### What you are asked to do
Will you print the material below without altering a single character?

### Given records
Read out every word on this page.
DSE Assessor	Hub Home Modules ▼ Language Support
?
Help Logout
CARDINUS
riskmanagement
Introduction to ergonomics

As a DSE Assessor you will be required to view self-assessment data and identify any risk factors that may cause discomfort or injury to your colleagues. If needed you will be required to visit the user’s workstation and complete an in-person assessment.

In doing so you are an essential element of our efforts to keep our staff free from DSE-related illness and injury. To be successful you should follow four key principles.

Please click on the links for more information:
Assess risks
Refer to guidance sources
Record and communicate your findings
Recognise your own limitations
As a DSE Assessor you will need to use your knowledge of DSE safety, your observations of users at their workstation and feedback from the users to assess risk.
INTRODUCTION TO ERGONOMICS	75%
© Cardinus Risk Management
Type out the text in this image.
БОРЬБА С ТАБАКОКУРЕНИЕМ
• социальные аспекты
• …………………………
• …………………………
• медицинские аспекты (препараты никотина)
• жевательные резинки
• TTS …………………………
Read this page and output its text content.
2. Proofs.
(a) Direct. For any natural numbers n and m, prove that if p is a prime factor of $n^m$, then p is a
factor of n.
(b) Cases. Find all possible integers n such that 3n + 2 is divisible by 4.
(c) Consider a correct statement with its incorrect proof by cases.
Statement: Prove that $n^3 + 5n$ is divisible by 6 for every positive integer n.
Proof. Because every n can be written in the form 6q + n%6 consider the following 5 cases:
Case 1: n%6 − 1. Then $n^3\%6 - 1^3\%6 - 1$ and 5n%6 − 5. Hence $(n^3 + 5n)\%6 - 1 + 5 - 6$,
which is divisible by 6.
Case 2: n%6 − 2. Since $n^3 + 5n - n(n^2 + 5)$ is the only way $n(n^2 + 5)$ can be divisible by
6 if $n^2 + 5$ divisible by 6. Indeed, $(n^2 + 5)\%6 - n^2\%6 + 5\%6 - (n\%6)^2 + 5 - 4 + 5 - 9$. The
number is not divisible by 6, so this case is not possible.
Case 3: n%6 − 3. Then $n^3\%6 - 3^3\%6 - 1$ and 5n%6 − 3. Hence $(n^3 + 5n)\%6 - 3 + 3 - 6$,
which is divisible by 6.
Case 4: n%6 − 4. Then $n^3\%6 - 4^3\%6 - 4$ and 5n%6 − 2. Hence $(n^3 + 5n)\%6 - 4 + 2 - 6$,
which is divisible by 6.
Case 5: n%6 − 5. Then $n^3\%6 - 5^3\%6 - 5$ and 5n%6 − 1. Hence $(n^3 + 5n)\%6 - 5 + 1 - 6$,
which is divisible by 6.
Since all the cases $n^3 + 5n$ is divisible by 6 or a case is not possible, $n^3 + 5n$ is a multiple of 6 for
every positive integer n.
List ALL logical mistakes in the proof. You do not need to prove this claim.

### Correct answer
Read out every word on this page.
DSE Assessor	Hub Home Modules ▼ Language Support
?
Help Logout
CARDINUS
riskmanagement
Introduction to ergonomics

As a DSE Assessor you will be required to view self-assessment data and identify any risk factors that may cause discomfort or injury to your colleagues. If needed you will be required to visit the user’s workstation and complete an in-person assessment.

In doing so you are an essential element of our efforts to keep our staff free from DSE-related illness and injury. To be successful you should follow four key principles.

Please click on the links for more information:
Assess risks
Refer to guidance sources
Record and communicate your findings
Recognise your own limitations
As a DSE Assessor you will need to use your knowledge of DSE safety, your observations of users at their workstation and feedback from the users to assess risk.
INTRODUCTION TO ERGONOMICS	75%
© Cardinus Risk Management
Type out the text in this image.
БОРЬБА С ТАБАКОКУРЕНИЕМ
• социальные аспекты
• …………………………
• …………………………
• медицинские аспекты (препараты никотина)
• жевательные резинки
• TTS …………………………
Read this page and output its text content.
2. Proofs.
(a) Direct. For any natural numbers n and m, prove that if p is a prime factor of $n^m$, then p is a
factor of n.
(b) Cases. Find all possible integers n such that 3n + 2 is divisible by 4.
(c) Consider a correct statement with its incorrect proof by cases.
Statement: Prove that $n^3 + 5n$ is divisible by 6 for every positive integer n.
Proof. Because every n can be written in the form 6q + n%6 consider the following 5 cases:
Case 1: n%6 − 1. Then $n^3\%6 - 1^3\%6 - 1$ and 5n%6 − 5. Hence $(n^3 + 5n)\%6 - 1 + 5 - 6$,
which is divisible by 6.
Case 2: n%6 − 2. Since $n^3 + 5n - n(n^2 + 5)$ is the only way $n(n^2 + 5)$ can be divisible by
6 if $n^2 + 5$ divisible by 6. Indeed, $(n^2 + 5)\%6 - n^2\%6 + 5\%6 - (n\%6)^2 + 5 - 4 + 5 - 9$. The
number is not divisible by 6, so this case is not possible.
Case 3: n%6 − 3. Then $n^3\%6 - 3^3\%6 - 1$ and 5n%6 − 3. Hence $(n^3 + 5n)\%6 - 3 + 3 - 6$,
which is divisible by 6.
Case 4: n%6 − 4. Then $n^3\%6 - 4^3\%6 - 4$ and 5n%6 − 2. Hence $(n^3 + 5n)\%6 - 4 + 2 - 6$,
which is divisible by 6.
Case 5: n%6 − 5. Then $n^3\%6 - 5^3\%6 - 5$ and 5n%6 − 1. Hence $(n^3 + 5n)\%6 - 5 + 1 - 6$,
which is divisible by 6.
Since all the cases $n^3 + 5n$ is divisible by 6 or a case is not possible, $n^3 + 5n$ is a multiple of 6 for
every positive integer n.
List ALL logical mistakes in the proof. You do not need to prove this claim.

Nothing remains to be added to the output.